-- START Provided records --
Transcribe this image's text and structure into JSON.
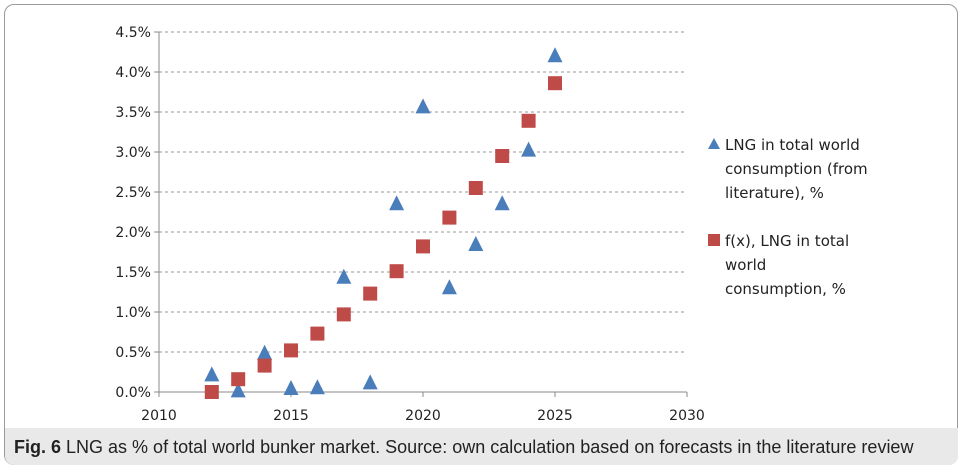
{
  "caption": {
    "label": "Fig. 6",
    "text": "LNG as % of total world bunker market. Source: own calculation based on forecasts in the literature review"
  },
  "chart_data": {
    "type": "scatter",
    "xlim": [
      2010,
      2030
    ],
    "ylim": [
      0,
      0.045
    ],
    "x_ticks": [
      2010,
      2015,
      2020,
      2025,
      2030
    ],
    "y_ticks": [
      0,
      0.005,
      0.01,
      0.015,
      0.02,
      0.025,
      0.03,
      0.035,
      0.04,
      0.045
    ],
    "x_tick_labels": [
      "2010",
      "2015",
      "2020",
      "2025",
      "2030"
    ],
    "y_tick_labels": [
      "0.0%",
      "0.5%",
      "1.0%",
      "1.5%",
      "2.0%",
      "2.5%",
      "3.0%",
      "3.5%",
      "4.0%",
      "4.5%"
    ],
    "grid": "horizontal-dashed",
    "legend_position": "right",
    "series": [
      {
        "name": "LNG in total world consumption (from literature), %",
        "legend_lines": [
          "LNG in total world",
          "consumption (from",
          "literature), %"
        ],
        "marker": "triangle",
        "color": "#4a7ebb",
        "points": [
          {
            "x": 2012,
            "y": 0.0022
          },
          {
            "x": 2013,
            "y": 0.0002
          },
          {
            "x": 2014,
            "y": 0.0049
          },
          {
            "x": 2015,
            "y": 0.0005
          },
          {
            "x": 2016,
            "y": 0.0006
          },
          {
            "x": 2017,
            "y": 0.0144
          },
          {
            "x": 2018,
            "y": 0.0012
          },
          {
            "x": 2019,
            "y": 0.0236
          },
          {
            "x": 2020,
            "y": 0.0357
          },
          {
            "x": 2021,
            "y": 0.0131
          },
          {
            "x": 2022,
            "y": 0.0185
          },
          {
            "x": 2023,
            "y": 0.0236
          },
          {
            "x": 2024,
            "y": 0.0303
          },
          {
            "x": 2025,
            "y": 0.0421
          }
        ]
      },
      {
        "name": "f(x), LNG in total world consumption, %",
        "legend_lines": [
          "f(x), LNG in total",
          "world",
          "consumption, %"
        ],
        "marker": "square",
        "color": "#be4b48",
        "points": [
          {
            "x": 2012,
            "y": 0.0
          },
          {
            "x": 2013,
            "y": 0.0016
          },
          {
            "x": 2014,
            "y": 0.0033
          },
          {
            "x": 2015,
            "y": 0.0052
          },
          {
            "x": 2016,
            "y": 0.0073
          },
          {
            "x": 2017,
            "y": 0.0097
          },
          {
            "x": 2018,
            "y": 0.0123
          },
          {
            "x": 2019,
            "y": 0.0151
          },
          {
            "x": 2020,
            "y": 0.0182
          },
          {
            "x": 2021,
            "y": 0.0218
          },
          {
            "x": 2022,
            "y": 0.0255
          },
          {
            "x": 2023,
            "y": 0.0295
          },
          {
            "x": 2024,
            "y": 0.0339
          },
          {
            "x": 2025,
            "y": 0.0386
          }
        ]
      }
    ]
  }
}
-- END Provided records --
• **Task prompt**
Above are the records. Copy every line in them holding "literature".

• **Answer to this problem**
    "text": "LNG as % of total world bunker market. Source: own calculation based on forecasts in the literature review"
        "name": "LNG in total world consumption (from literature), %",
          "literature), %"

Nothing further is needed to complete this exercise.